Recorded data>
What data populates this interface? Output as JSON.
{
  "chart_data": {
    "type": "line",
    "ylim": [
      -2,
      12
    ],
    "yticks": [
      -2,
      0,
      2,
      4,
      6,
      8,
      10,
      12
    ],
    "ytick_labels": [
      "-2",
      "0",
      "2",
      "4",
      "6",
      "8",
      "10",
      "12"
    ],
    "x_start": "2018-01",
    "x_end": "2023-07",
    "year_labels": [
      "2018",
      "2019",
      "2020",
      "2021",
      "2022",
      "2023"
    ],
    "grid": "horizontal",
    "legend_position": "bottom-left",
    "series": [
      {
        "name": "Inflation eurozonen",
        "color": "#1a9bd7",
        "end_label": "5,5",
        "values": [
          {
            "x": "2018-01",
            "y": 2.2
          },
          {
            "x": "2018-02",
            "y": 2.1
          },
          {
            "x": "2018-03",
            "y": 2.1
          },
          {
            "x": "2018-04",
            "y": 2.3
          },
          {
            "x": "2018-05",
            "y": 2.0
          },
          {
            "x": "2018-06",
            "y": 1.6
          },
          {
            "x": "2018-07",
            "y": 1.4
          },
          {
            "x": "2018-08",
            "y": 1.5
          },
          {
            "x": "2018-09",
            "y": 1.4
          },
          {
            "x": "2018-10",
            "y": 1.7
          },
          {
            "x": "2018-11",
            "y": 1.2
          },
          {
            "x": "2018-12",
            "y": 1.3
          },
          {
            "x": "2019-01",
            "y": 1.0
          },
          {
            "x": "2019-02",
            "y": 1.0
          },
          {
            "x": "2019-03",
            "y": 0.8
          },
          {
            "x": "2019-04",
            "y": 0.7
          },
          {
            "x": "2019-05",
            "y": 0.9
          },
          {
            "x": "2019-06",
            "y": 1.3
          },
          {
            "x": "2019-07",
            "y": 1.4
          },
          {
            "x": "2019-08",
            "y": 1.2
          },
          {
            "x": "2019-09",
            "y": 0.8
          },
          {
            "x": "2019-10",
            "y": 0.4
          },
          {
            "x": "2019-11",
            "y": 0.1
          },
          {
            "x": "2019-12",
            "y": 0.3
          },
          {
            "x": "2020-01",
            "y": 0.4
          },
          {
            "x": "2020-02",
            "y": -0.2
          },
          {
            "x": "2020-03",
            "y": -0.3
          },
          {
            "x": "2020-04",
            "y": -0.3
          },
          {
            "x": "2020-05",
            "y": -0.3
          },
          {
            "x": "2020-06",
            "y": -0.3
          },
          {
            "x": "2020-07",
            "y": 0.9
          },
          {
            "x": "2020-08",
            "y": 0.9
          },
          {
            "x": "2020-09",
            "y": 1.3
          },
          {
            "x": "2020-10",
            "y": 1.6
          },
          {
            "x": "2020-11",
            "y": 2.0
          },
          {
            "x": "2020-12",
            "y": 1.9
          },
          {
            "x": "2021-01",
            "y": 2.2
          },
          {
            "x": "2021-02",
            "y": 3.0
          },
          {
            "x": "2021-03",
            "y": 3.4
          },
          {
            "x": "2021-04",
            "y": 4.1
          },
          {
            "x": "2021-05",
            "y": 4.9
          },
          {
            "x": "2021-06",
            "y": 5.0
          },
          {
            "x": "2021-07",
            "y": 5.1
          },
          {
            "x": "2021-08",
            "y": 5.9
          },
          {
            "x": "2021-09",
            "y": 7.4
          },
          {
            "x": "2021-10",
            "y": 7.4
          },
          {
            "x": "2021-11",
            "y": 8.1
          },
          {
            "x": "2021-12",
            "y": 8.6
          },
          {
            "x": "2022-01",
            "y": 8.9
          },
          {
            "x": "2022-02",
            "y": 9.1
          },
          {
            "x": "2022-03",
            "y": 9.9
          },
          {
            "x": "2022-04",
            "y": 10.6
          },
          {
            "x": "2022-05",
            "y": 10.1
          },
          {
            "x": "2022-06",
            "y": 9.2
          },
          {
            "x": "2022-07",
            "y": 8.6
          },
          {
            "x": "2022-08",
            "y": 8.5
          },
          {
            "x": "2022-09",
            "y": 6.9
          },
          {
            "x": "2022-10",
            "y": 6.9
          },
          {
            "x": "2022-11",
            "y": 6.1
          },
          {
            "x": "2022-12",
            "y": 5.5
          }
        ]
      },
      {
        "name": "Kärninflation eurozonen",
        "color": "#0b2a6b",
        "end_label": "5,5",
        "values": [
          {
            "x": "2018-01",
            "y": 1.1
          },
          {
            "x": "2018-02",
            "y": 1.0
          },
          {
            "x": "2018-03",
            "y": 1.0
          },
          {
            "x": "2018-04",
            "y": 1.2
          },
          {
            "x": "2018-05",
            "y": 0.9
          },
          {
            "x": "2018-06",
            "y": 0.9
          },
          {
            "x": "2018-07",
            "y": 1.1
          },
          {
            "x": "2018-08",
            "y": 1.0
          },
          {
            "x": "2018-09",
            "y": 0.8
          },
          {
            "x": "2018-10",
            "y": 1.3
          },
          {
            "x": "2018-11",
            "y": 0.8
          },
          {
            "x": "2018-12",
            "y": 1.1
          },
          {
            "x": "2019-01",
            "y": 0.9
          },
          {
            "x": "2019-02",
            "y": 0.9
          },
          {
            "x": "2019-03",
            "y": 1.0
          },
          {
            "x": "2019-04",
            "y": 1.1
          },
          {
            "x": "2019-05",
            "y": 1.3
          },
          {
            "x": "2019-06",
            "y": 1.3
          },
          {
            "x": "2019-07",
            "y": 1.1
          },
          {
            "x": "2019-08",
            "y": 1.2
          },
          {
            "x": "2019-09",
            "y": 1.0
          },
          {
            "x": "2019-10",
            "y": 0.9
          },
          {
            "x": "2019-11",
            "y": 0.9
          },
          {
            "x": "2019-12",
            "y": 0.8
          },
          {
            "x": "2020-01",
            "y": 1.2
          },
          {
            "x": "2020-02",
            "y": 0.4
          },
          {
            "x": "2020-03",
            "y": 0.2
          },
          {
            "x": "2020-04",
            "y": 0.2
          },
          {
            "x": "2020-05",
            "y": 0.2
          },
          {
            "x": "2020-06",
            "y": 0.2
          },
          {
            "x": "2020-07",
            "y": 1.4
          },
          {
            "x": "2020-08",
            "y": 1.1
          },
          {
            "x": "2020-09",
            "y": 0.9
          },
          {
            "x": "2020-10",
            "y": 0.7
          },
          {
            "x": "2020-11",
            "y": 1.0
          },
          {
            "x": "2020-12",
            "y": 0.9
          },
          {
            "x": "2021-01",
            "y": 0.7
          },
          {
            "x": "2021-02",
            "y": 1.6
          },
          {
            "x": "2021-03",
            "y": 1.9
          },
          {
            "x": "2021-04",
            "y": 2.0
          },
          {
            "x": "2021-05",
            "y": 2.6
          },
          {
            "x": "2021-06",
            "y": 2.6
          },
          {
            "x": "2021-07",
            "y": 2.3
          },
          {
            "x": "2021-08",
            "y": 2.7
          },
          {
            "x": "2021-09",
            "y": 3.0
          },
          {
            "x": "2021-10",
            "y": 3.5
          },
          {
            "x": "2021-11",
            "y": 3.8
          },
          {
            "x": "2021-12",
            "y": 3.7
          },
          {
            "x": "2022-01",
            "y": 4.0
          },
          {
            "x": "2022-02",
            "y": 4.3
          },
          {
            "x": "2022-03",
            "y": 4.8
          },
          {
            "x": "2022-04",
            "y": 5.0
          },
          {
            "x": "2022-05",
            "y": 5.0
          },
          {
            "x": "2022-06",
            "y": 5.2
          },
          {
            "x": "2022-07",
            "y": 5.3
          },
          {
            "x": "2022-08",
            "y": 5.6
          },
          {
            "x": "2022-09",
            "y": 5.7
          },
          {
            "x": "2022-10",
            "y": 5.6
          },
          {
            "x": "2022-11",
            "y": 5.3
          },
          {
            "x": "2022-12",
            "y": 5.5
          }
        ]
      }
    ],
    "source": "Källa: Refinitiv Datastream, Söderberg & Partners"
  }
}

Written task>
How many lines in the listing above contain "eurozonen"? Answer with the number alone.

Response to this exercise>
2